┌─ DATASET EXCERPTS

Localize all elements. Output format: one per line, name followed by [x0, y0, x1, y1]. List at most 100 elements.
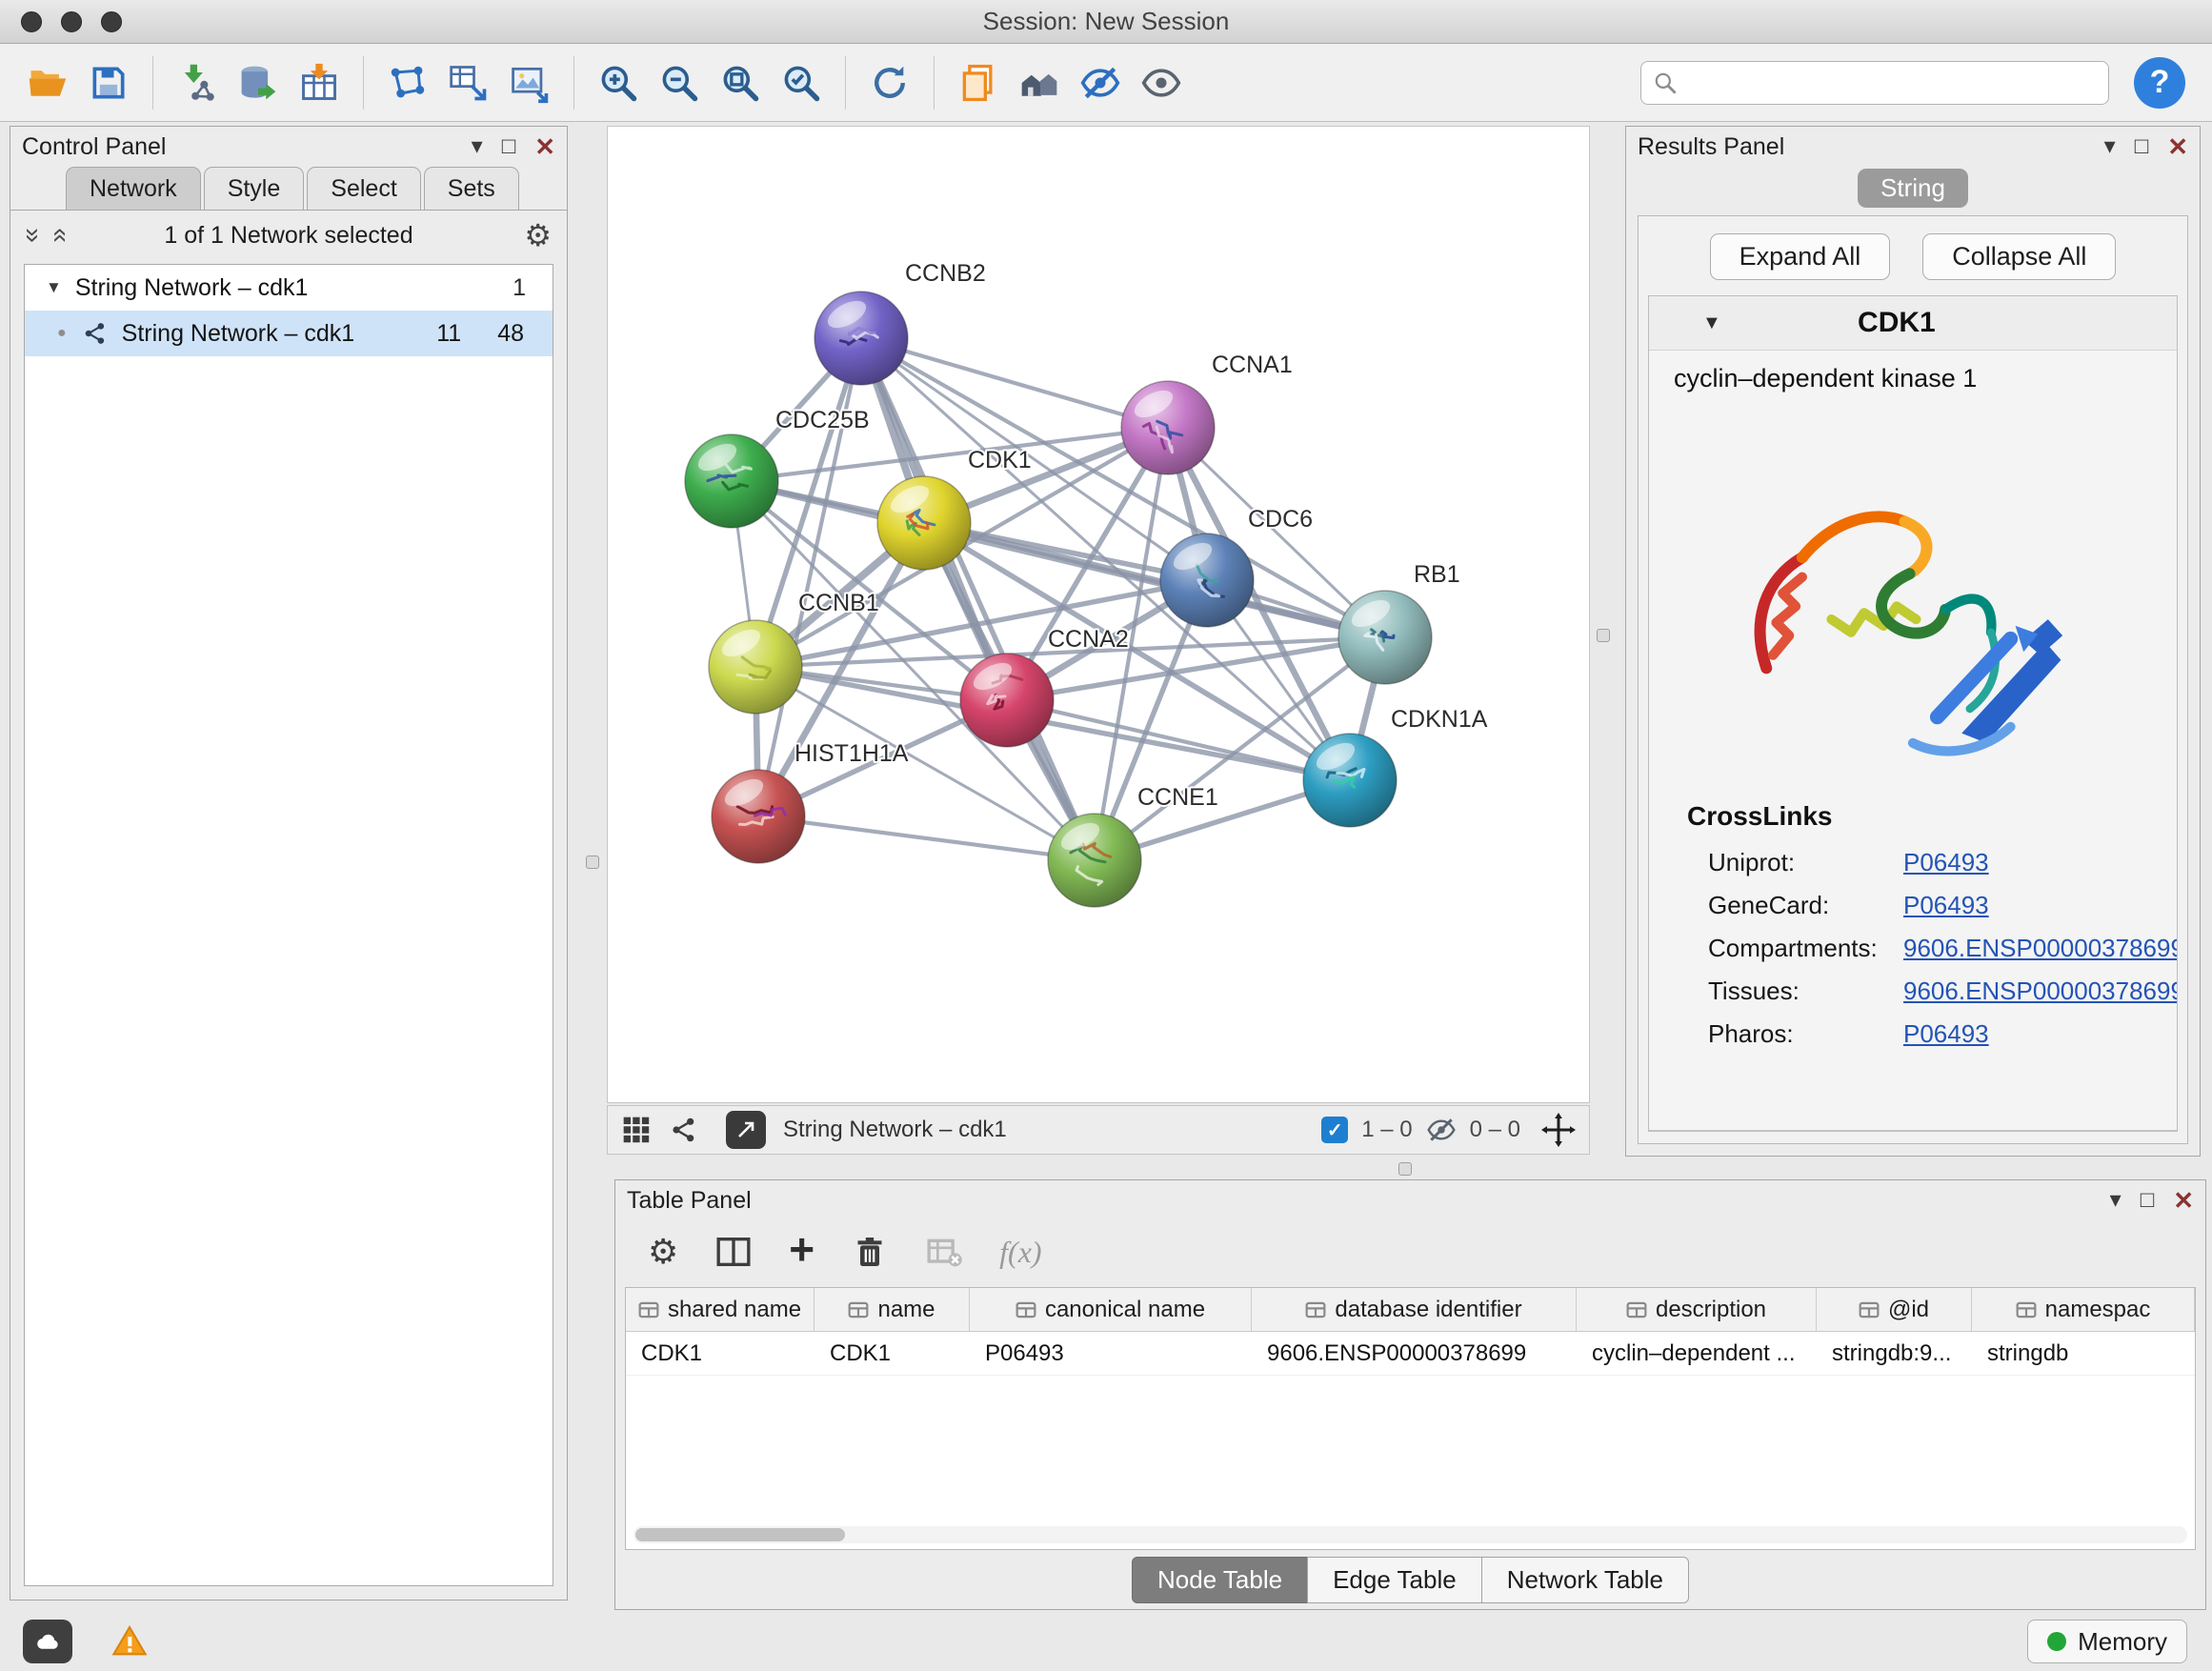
zoom-selected-button[interactable]: [774, 54, 828, 111]
table-data-row[interactable]: CDK1CDK1P064939606.ENSP00000378699cyclin…: [626, 1332, 2195, 1376]
open-in-window-button[interactable]: [726, 1111, 766, 1149]
panel-collapse-icon[interactable]: ▾: [472, 135, 483, 158]
panel-close-icon[interactable]: ✕: [534, 134, 555, 159]
tab-string[interactable]: String: [1858, 169, 1968, 208]
help-button[interactable]: ?: [2134, 57, 2185, 109]
tab-edge-table[interactable]: Edge Table: [1307, 1557, 1482, 1603]
network-collection-row[interactable]: ▼ String Network – cdk1 1: [25, 265, 553, 311]
crosslink-value-link[interactable]: P06493: [1903, 1019, 1989, 1049]
table-cell[interactable]: CDK1: [814, 1332, 970, 1375]
table-cell[interactable]: CDK1: [626, 1332, 814, 1375]
crosslink-value-link[interactable]: P06493: [1903, 848, 1989, 877]
zoom-fit-button[interactable]: [714, 54, 767, 111]
crosslink-value-link[interactable]: P06493: [1903, 891, 1989, 920]
node-label[interactable]: CDC6: [1248, 506, 1313, 533]
node-label[interactable]: CCNA2: [1048, 626, 1129, 653]
network-from-table-button[interactable]: [442, 54, 495, 111]
import-network-database-button[interactable]: [231, 54, 285, 111]
tab-select[interactable]: Select: [307, 167, 420, 210]
minimize-window-button[interactable]: [61, 11, 82, 32]
node-label[interactable]: CDKN1A: [1391, 706, 1488, 733]
bottom-splitter-handle[interactable]: [1398, 1162, 1412, 1176]
show-columns-button[interactable]: [714, 1233, 753, 1271]
hide-selected-button[interactable]: [1074, 54, 1127, 111]
expand-all-button[interactable]: Expand All: [1710, 233, 1891, 280]
share-network-icon[interactable]: [669, 1115, 699, 1145]
column-header[interactable]: canonical name: [970, 1288, 1252, 1331]
node-label[interactable]: RB1: [1414, 561, 1460, 588]
tab-node-table[interactable]: Node Table: [1132, 1557, 1308, 1603]
node-label[interactable]: CCNE1: [1137, 784, 1218, 811]
left-splitter-handle[interactable]: [586, 856, 599, 869]
column-header[interactable]: @id: [1817, 1288, 1972, 1331]
crosslink-value-link[interactable]: 9606.ENSP00000378699: [1903, 934, 2178, 963]
new-network-button[interactable]: [381, 54, 434, 111]
tab-network-table[interactable]: Network Table: [1481, 1557, 1689, 1603]
table-cell[interactable]: 9606.ENSP00000378699: [1252, 1332, 1577, 1375]
column-header[interactable]: description: [1577, 1288, 1817, 1331]
zoom-in-button[interactable]: [592, 54, 645, 111]
apply-layout-button[interactable]: [863, 54, 916, 111]
node-label[interactable]: CDC25B: [775, 407, 870, 433]
protein-card-header[interactable]: ▼ CDK1: [1649, 296, 2177, 350]
node-label[interactable]: CDK1: [968, 447, 1032, 473]
network-options-gear-icon[interactable]: ⚙: [524, 217, 552, 253]
panel-close-icon[interactable]: ✕: [2167, 134, 2188, 159]
horizontal-scrollbar[interactable]: [633, 1526, 2187, 1543]
grid-icon[interactable]: [621, 1115, 652, 1145]
node-label[interactable]: CCNB2: [905, 260, 986, 287]
tab-network[interactable]: Network: [66, 167, 201, 210]
table-settings-gear-icon[interactable]: ⚙: [648, 1232, 678, 1272]
panel-float-icon[interactable]: □: [2135, 135, 2149, 158]
table-cell[interactable]: stringdb:9...: [1817, 1332, 1972, 1375]
show-all-button[interactable]: [1135, 54, 1188, 111]
selected-checkbox-icon[interactable]: ✓: [1321, 1117, 1348, 1143]
column-header[interactable]: database identifier: [1252, 1288, 1577, 1331]
scrollbar-thumb[interactable]: [635, 1528, 845, 1541]
close-window-button[interactable]: [21, 11, 42, 32]
network-row[interactable]: ● String Network – cdk1 11 48: [25, 311, 553, 356]
delete-table-button-disabled[interactable]: [925, 1233, 963, 1271]
node-label[interactable]: CCNB1: [798, 590, 879, 616]
add-column-button[interactable]: +: [789, 1227, 814, 1271]
network-view[interactable]: CCNB2 CCNA1 CDC25B CDK1 CDC6 RB1 CCNB1 CCNA2 CDK…: [607, 126, 1590, 1103]
column-header[interactable]: shared name: [626, 1288, 814, 1331]
table-cell[interactable]: stringdb: [1972, 1332, 2195, 1375]
panel-float-icon[interactable]: □: [2141, 1189, 2155, 1212]
zoom-window-button[interactable]: [101, 11, 122, 32]
open-session-button[interactable]: [21, 54, 74, 111]
tab-sets[interactable]: Sets: [424, 167, 519, 210]
search-input[interactable]: [1687, 70, 2097, 96]
node-label[interactable]: CCNA1: [1212, 352, 1293, 378]
delete-column-button[interactable]: [851, 1233, 889, 1271]
save-session-button[interactable]: [82, 54, 135, 111]
right-splitter-handle[interactable]: [1597, 629, 1610, 642]
memory-button[interactable]: Memory: [2027, 1620, 2187, 1663]
hidden-eye-slash-icon[interactable]: [1426, 1115, 1457, 1145]
column-header[interactable]: namespac: [1972, 1288, 2195, 1331]
zoom-out-button[interactable]: [653, 54, 706, 111]
table-cell[interactable]: cyclin–dependent ...: [1577, 1332, 1817, 1375]
crosslink-value-link[interactable]: 9606.ENSP00000378699: [1903, 976, 2178, 1006]
string-network-graph[interactable]: CCNB2 CCNA1 CDC25B CDK1 CDC6 RB1 CCNB1 CCNA2 CDK…: [608, 127, 1589, 1102]
warnings-button[interactable]: [107, 1620, 152, 1663]
import-table-button[interactable]: [292, 54, 346, 111]
panel-collapse-icon[interactable]: ▾: [2104, 135, 2116, 158]
fit-content-crosshair-icon[interactable]: [1541, 1113, 1576, 1147]
export-image-button[interactable]: [503, 54, 556, 111]
panel-float-icon[interactable]: □: [502, 135, 516, 158]
tab-style[interactable]: Style: [204, 167, 305, 210]
node-label[interactable]: HIST1H1A: [794, 740, 909, 767]
panel-collapse-icon[interactable]: ▾: [2110, 1189, 2122, 1212]
clone-network-button[interactable]: [952, 54, 1005, 111]
tree-expanded-icon[interactable]: ▼: [46, 278, 62, 297]
cloud-status-button[interactable]: [23, 1620, 72, 1663]
panel-close-icon[interactable]: ✕: [2173, 1188, 2194, 1213]
collapse-all-button[interactable]: Collapse All: [1922, 233, 2116, 280]
overview-button[interactable]: [1013, 54, 1066, 111]
import-network-file-button[interactable]: [171, 54, 224, 111]
expand-all-tree-icon[interactable]: »: [42, 228, 72, 243]
card-expanded-icon[interactable]: ▼: [1702, 312, 1721, 334]
column-header[interactable]: name: [814, 1288, 970, 1331]
table-cell[interactable]: P06493: [970, 1332, 1252, 1375]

└─

PROBLEM DESCRIPTION: An exact copy of the records above is needed, free of pictures.

THE COMPLETED TASK:
Localize all elements. Output format: one per line, name followed by [x0, y0, x1, y1]. List at most 100 elements.
zoom-selected-button[interactable]: [774, 54, 828, 111]
table-data-row[interactable]: CDK1CDK1P064939606.ENSP00000378699cyclin…: [626, 1332, 2195, 1376]
open-in-window-button[interactable]: [726, 1111, 766, 1149]
panel-collapse-icon[interactable]: ▾: [472, 135, 483, 158]
panel-close-icon[interactable]: ✕: [534, 134, 555, 159]
tab-string[interactable]: String: [1858, 169, 1968, 208]
help-button[interactable]: ?: [2134, 57, 2185, 109]
tab-edge-table[interactable]: Edge Table: [1307, 1557, 1482, 1603]
network-collection-row[interactable]: ▼ String Network – cdk1 1: [25, 265, 553, 311]
crosslink-value-link[interactable]: P06493: [1903, 1019, 1989, 1049]
table-cell[interactable]: CDK1: [814, 1332, 970, 1375]
table-cell[interactable]: CDK1: [626, 1332, 814, 1375]
crosslink-value-link[interactable]: P06493: [1903, 848, 1989, 877]
zoom-fit-button[interactable]: [714, 54, 767, 111]
crosslink-value-link[interactable]: P06493: [1903, 891, 1989, 920]
node-label[interactable]: CDC6: [1248, 506, 1313, 533]
node-label[interactable]: CCNA2: [1048, 626, 1129, 653]
network-from-table-button[interactable]: [442, 54, 495, 111]
import-network-database-button[interactable]: [231, 54, 285, 111]
tab-select[interactable]: Select: [307, 167, 420, 210]
minimize-window-button[interactable]: [61, 11, 82, 32]
node-label[interactable]: CDKN1A: [1391, 706, 1488, 733]
bottom-splitter-handle[interactable]: [1398, 1162, 1412, 1176]
show-columns-button[interactable]: [714, 1233, 753, 1271]
hide-selected-button[interactable]: [1074, 54, 1127, 111]
expand-all-button[interactable]: Expand All: [1710, 233, 1891, 280]
share-network-icon[interactable]: [669, 1115, 699, 1145]
column-header[interactable]: canonical name: [970, 1288, 1252, 1331]
node-label[interactable]: RB1: [1414, 561, 1460, 588]
tab-node-table[interactable]: Node Table: [1132, 1557, 1308, 1603]
node-label[interactable]: CCNE1: [1137, 784, 1218, 811]
left-splitter-handle[interactable]: [586, 856, 599, 869]
column-header[interactable]: @id: [1817, 1288, 1972, 1331]
crosslink-value-link[interactable]: 9606.ENSP00000378699: [1903, 934, 2178, 963]
new-network-button[interactable]: [381, 54, 434, 111]
tab-network-table[interactable]: Network Table: [1481, 1557, 1689, 1603]
table-cell[interactable]: 9606.ENSP00000378699: [1252, 1332, 1577, 1375]
column-header[interactable]: description: [1577, 1288, 1817, 1331]
zoom-in-button[interactable]: [592, 54, 645, 111]
apply-layout-button[interactable]: [863, 54, 916, 111]
node-label[interactable]: CDC25B: [775, 407, 870, 433]
protein-card-header[interactable]: ▼ CDK1: [1649, 296, 2177, 350]
node-label[interactable]: CDK1: [968, 447, 1032, 473]
network-options-gear-icon[interactable]: ⚙: [524, 217, 552, 253]
panel-close-icon[interactable]: ✕: [2167, 134, 2188, 159]
horizontal-scrollbar[interactable]: [633, 1526, 2187, 1543]
grid-icon[interactable]: [621, 1115, 652, 1145]
node-label[interactable]: CCNB2: [905, 260, 986, 287]
tab-network[interactable]: Network: [66, 167, 201, 210]
table-settings-gear-icon[interactable]: ⚙: [648, 1232, 678, 1272]
panel-float-icon[interactable]: □: [2135, 135, 2149, 158]
table-cell[interactable]: stringdb:9...: [1817, 1332, 1972, 1375]
show-all-button[interactable]: [1135, 54, 1188, 111]
selected-checkbox-icon[interactable]: ✓: [1321, 1117, 1348, 1143]
column-header[interactable]: database identifier: [1252, 1288, 1577, 1331]
scrollbar-thumb[interactable]: [635, 1528, 845, 1541]
close-window-button[interactable]: [21, 11, 42, 32]
network-row[interactable]: ● String Network – cdk1 11 48: [25, 311, 553, 356]
delete-table-button-disabled[interactable]: [925, 1233, 963, 1271]
node-label[interactable]: CCNB1: [798, 590, 879, 616]
add-column-button[interactable]: +: [789, 1227, 814, 1271]
network-view[interactable]: CCNB2 CCNA1 CDC25B CDK1 CDC6 RB1 CCNB1 CCNA2 CDK…: [607, 126, 1590, 1103]
column-header[interactable]: shared name: [626, 1288, 814, 1331]
table-cell[interactable]: stringdb: [1972, 1332, 2195, 1375]
panel-float-icon[interactable]: □: [2141, 1189, 2155, 1212]
zoom-window-button[interactable]: [101, 11, 122, 32]
open-session-button[interactable]: [21, 54, 74, 111]
tab-sets[interactable]: Sets: [424, 167, 519, 210]
search-input[interactable]: [1687, 70, 2097, 96]
node-label[interactable]: CCNA1: [1212, 352, 1293, 378]
delete-column-button[interactable]: [851, 1233, 889, 1271]
save-session-button[interactable]: [82, 54, 135, 111]
right-splitter-handle[interactable]: [1597, 629, 1610, 642]
memory-button[interactable]: Memory: [2027, 1620, 2187, 1663]
hidden-eye-slash-icon[interactable]: [1426, 1115, 1457, 1145]
column-header[interactable]: namespac: [1972, 1288, 2195, 1331]
zoom-out-button[interactable]: [653, 54, 706, 111]
table-cell[interactable]: cyclin–dependent ...: [1577, 1332, 1817, 1375]
crosslink-value-link[interactable]: 9606.ENSP00000378699: [1903, 976, 2178, 1006]
string-network-graph[interactable]: CCNB2 CCNA1 CDC25B CDK1 CDC6 RB1 CCNB1 CCNA2 CDK…: [608, 127, 1589, 1102]
warnings-button[interactable]: [107, 1620, 152, 1663]
import-table-button[interactable]: [292, 54, 346, 111]
panel-collapse-icon[interactable]: ▾: [2104, 135, 2116, 158]
fit-content-crosshair-icon[interactable]: [1541, 1113, 1576, 1147]
export-image-button[interactable]: [503, 54, 556, 111]
panel-float-icon[interactable]: □: [502, 135, 516, 158]
tab-style[interactable]: Style: [204, 167, 305, 210]
node-label[interactable]: HIST1H1A: [794, 740, 909, 767]
panel-collapse-icon[interactable]: ▾: [2110, 1189, 2122, 1212]
clone-network-button[interactable]: [952, 54, 1005, 111]
tree-expanded-icon[interactable]: ▼: [46, 278, 62, 297]
cloud-status-button[interactable]: [23, 1620, 72, 1663]
panel-close-icon[interactable]: ✕: [2173, 1188, 2194, 1213]
collapse-all-button[interactable]: Collapse All: [1922, 233, 2116, 280]
overview-button[interactable]: [1013, 54, 1066, 111]
import-network-file-button[interactable]: [171, 54, 224, 111]
expand-all-tree-icon[interactable]: »: [42, 228, 72, 243]
card-expanded-icon[interactable]: ▼: [1702, 312, 1721, 334]
column-header[interactable]: name: [814, 1288, 970, 1331]
table-cell[interactable]: P06493: [970, 1332, 1252, 1375]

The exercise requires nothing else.